Where does the string "Vaise" appear? Copy every line of the entries below that holds it.

━━━━━ RECORDS SUPPLIED ━━━━━

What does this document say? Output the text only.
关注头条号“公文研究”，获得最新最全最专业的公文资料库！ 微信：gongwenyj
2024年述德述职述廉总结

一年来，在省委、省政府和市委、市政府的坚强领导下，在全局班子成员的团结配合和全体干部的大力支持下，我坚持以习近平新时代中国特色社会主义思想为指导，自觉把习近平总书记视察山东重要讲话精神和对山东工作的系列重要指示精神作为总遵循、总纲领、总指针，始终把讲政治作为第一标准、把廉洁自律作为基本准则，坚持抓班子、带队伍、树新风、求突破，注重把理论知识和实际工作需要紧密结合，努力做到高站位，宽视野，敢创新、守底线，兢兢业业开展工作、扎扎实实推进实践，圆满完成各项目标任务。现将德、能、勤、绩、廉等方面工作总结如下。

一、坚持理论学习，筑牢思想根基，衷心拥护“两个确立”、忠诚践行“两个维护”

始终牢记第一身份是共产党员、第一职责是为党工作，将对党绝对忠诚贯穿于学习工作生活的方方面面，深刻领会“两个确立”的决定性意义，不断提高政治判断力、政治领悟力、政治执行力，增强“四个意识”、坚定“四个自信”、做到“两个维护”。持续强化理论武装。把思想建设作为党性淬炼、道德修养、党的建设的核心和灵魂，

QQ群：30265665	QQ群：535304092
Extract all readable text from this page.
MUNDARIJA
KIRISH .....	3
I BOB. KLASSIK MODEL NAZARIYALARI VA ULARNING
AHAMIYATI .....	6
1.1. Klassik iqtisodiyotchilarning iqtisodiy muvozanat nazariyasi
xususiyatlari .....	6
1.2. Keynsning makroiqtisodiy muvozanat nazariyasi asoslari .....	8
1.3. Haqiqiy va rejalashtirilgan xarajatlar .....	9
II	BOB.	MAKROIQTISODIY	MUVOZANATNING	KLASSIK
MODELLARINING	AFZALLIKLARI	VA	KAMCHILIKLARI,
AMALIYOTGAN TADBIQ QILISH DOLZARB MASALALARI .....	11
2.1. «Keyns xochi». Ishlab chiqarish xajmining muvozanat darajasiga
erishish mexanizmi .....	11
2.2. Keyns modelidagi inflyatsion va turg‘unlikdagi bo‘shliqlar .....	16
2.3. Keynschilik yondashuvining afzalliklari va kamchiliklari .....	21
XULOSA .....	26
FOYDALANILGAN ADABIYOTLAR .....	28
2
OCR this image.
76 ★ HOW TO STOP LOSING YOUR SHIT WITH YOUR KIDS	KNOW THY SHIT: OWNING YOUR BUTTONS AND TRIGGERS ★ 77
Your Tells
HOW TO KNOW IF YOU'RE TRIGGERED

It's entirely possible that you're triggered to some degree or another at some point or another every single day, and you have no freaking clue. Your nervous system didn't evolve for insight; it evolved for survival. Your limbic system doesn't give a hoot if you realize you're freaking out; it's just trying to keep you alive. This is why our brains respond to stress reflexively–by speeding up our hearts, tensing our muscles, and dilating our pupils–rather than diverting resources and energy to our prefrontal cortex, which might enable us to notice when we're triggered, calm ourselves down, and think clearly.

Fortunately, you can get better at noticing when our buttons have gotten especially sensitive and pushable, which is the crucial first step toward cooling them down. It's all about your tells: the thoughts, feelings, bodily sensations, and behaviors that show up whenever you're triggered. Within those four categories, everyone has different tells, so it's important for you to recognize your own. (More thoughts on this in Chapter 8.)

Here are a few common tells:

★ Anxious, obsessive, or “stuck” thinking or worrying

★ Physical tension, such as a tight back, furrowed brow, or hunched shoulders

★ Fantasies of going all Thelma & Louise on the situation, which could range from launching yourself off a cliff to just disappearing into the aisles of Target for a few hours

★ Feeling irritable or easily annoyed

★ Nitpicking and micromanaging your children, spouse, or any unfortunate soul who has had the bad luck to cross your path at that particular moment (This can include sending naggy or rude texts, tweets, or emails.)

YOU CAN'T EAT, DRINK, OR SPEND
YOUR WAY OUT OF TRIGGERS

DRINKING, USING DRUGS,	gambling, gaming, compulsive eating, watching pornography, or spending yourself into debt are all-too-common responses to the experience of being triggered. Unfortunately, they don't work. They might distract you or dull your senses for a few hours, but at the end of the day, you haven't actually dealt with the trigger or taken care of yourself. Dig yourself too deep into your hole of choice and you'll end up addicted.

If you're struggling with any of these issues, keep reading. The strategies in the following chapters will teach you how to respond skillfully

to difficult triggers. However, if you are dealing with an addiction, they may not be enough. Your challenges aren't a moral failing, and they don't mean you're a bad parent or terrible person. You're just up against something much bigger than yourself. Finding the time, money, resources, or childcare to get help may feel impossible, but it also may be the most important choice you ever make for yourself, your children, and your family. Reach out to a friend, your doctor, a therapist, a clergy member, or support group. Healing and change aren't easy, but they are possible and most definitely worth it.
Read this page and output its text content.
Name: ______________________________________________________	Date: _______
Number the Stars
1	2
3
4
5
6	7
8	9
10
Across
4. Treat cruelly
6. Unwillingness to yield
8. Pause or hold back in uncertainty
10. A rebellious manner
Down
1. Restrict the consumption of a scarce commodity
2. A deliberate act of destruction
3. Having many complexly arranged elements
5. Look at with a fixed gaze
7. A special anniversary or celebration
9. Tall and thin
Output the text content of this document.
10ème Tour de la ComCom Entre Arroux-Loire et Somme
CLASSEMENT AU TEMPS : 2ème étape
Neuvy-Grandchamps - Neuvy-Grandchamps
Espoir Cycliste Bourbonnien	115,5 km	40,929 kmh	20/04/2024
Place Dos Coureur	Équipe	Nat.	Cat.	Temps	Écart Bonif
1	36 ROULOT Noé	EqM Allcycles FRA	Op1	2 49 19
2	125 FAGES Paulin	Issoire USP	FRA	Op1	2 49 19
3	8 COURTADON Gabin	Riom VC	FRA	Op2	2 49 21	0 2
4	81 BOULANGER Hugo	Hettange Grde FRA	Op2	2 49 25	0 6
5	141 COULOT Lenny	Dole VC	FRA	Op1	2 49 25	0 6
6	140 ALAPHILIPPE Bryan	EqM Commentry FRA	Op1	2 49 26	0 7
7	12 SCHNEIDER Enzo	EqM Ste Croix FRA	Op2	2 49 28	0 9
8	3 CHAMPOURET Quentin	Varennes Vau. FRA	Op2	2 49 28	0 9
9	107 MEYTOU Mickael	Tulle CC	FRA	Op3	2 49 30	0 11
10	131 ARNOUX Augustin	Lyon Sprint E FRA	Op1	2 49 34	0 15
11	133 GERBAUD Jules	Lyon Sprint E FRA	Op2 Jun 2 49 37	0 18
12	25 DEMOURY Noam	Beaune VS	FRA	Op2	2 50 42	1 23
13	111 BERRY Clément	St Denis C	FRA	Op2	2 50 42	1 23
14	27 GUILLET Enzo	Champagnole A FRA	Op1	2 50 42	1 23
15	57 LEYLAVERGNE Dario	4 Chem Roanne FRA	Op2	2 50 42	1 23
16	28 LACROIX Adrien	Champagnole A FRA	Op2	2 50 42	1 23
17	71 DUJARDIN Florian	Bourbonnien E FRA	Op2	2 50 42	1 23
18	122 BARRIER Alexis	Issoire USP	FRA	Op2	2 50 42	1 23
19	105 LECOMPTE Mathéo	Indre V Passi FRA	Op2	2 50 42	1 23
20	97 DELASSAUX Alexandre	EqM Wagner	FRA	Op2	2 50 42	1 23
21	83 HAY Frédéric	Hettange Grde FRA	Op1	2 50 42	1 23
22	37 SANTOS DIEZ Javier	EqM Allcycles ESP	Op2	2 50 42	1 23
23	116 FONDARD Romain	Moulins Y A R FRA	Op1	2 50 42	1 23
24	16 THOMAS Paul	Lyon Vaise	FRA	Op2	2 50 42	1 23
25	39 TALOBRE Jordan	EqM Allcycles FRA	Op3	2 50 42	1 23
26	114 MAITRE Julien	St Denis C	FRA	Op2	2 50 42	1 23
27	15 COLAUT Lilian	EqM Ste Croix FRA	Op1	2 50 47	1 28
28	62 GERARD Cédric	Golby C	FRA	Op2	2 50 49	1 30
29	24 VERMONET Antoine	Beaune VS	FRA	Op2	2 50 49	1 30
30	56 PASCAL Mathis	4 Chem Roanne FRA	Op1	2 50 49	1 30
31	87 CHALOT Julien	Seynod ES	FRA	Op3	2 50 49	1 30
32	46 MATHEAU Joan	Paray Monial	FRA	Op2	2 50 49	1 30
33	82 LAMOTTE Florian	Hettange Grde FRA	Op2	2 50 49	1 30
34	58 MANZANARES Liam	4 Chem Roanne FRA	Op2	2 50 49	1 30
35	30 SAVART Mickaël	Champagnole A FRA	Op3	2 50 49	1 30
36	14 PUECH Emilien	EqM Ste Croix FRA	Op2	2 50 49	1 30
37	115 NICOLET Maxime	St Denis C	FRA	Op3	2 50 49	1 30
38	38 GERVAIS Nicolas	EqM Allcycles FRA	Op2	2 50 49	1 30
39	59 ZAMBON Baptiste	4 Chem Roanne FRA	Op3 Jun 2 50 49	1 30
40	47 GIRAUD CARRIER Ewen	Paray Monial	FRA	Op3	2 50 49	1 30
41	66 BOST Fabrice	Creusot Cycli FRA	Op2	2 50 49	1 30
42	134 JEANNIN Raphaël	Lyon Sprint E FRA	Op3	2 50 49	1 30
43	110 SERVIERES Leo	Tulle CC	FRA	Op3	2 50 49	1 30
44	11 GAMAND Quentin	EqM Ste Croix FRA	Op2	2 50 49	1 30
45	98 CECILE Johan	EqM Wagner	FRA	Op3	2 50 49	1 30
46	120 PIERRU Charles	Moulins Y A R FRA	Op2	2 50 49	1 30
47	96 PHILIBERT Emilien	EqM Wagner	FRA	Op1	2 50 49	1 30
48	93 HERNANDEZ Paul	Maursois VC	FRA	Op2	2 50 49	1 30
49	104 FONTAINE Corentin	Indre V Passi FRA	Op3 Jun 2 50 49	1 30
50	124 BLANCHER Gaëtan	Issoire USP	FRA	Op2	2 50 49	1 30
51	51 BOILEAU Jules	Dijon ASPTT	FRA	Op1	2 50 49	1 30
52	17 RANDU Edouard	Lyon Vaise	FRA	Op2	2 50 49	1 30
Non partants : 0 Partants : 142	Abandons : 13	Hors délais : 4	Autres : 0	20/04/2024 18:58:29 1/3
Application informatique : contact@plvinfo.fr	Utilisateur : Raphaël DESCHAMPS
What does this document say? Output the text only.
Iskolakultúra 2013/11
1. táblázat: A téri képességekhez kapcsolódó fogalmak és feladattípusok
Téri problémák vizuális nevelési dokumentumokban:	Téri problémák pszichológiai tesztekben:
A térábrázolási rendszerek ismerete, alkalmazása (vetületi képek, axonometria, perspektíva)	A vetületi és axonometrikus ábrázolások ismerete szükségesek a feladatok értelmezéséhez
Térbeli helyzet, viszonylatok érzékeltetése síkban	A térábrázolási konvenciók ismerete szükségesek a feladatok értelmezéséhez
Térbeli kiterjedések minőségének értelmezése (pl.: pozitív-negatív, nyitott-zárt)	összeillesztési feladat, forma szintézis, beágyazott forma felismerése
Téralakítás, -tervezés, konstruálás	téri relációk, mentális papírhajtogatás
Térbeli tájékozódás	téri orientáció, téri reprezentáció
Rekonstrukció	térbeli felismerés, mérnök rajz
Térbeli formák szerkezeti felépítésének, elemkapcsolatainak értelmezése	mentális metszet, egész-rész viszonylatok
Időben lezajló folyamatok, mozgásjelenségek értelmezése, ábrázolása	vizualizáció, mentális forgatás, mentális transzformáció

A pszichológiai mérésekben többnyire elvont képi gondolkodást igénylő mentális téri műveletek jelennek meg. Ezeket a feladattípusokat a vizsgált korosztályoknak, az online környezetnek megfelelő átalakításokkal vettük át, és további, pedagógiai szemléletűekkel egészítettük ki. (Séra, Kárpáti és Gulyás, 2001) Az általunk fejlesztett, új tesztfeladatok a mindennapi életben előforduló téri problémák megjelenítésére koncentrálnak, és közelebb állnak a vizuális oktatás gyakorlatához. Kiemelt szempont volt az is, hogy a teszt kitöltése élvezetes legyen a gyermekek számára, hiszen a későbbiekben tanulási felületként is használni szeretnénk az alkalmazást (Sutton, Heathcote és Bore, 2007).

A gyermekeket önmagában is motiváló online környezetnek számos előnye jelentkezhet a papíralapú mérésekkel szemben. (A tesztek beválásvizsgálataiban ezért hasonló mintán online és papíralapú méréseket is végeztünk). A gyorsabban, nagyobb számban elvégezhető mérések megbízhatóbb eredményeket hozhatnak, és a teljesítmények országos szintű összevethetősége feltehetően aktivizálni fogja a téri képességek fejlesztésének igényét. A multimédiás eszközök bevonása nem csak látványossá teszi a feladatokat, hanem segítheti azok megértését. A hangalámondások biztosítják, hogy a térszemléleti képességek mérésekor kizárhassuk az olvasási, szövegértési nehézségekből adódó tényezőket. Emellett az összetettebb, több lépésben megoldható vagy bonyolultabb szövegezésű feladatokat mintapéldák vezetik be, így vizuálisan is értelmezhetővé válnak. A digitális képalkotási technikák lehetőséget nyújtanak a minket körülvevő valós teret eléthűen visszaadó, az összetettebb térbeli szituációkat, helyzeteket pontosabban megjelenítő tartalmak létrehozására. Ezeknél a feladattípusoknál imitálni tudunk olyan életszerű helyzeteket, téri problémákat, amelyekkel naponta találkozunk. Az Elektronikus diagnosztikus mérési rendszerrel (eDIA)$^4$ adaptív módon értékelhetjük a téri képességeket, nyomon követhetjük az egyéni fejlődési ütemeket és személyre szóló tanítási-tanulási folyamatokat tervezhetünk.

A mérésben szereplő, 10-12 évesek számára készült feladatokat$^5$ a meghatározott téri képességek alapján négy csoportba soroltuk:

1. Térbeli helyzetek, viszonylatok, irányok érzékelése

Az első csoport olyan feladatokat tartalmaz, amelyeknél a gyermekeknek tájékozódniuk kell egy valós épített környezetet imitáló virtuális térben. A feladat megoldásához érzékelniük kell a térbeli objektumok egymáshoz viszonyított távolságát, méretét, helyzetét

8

━━━━━

TASK RESULT
24	16 THOMAS Paul	Lyon Vaise	FRA	Op2	2 50 42	1 23
52	17 RANDU Edouard	Lyon Vaise	FRA	Op2	2 50 49	1 30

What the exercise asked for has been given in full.